── Information shown ──
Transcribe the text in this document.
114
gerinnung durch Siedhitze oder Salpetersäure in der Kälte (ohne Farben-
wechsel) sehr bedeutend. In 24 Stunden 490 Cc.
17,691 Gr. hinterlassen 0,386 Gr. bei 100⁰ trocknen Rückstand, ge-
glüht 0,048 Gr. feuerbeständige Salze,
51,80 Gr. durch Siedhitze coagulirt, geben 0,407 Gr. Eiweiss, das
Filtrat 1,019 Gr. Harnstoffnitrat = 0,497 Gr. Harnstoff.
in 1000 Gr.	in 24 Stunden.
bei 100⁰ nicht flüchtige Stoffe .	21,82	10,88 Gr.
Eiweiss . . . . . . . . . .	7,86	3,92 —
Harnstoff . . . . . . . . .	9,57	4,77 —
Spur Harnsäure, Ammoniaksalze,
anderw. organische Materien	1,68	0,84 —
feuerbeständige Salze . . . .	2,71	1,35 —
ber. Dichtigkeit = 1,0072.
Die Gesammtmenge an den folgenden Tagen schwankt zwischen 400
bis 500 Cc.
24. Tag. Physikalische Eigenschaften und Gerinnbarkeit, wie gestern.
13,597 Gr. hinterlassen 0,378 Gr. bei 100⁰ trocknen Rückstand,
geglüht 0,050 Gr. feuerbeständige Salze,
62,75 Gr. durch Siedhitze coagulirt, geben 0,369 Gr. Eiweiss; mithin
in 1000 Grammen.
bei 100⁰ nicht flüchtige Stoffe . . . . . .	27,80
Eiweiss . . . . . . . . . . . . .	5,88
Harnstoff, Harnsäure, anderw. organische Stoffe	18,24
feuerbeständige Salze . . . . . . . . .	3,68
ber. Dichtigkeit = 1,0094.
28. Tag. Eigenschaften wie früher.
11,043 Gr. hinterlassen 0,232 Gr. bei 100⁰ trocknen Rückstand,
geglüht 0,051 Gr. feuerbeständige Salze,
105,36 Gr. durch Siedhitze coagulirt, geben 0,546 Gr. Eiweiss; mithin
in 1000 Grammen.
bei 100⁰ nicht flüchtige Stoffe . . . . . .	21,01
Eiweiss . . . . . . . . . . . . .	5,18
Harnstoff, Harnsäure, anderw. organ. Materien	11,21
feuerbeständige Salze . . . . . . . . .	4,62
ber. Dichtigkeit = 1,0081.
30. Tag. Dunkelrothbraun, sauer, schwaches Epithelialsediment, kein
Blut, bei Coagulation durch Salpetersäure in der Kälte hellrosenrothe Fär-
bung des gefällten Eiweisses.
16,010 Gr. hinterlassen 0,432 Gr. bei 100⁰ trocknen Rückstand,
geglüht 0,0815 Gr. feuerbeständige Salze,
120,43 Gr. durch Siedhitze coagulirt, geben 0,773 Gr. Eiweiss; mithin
───
_Task goal_: Write out all of the records once more, exactly.

_Exercise response_:
Transcribe the text in this document.
114
gerinnung durch Siedhitze oder Salpetersäure in der Kälte (ohne Farben-
wechsel) sehr bedeutend. In 24 Stunden 490 Cc.
17,691 Gr. hinterlassen 0,386 Gr. bei 100⁰ trocknen Rückstand, ge-
glüht 0,048 Gr. feuerbeständige Salze,
51,80 Gr. durch Siedhitze coagulirt, geben 0,407 Gr. Eiweiss, das
Filtrat 1,019 Gr. Harnstoffnitrat = 0,497 Gr. Harnstoff.
in 1000 Gr.	in 24 Stunden.
bei 100⁰ nicht flüchtige Stoffe .	21,82	10,88 Gr.
Eiweiss . . . . . . . . . .	7,86	3,92 —
Harnstoff . . . . . . . . .	9,57	4,77 —
Spur Harnsäure, Ammoniaksalze,
anderw. organische Materien	1,68	0,84 —
feuerbeständige Salze . . . .	2,71	1,35 —
ber. Dichtigkeit = 1,0072.
Die Gesammtmenge an den folgenden Tagen schwankt zwischen 400
bis 500 Cc.
24. Tag. Physikalische Eigenschaften und Gerinnbarkeit, wie gestern.
13,597 Gr. hinterlassen 0,378 Gr. bei 100⁰ trocknen Rückstand,
geglüht 0,050 Gr. feuerbeständige Salze,
62,75 Gr. durch Siedhitze coagulirt, geben 0,369 Gr. Eiweiss; mithin
in 1000 Grammen.
bei 100⁰ nicht flüchtige Stoffe . . . . . .	27,80
Eiweiss . . . . . . . . . . . . .	5,88
Harnstoff, Harnsäure, anderw. organische Stoffe	18,24
feuerbeständige Salze . . . . . . . . .	3,68
ber. Dichtigkeit = 1,0094.
28. Tag. Eigenschaften wie früher.
11,043 Gr. hinterlassen 0,232 Gr. bei 100⁰ trocknen Rückstand,
geglüht 0,051 Gr. feuerbeständige Salze,
105,36 Gr. durch Siedhitze coagulirt, geben 0,546 Gr. Eiweiss; mithin
in 1000 Grammen.
bei 100⁰ nicht flüchtige Stoffe . . . . . .	21,01
Eiweiss . . . . . . . . . . . . .	5,18
Harnstoff, Harnsäure, anderw. organ. Materien	11,21
feuerbeständige Salze . . . . . . . . .	4,62
ber. Dichtigkeit = 1,0081.
30. Tag. Dunkelrothbraun, sauer, schwaches Epithelialsediment, kein
Blut, bei Coagulation durch Salpetersäure in der Kälte hellrosenrothe Fär-
bung des gefällten Eiweisses.
16,010 Gr. hinterlassen 0,432 Gr. bei 100⁰ trocknen Rückstand,
geglüht 0,0815 Gr. feuerbeständige Salze,
120,43 Gr. durch Siedhitze coagulirt, geben 0,773 Gr. Eiweiss; mithin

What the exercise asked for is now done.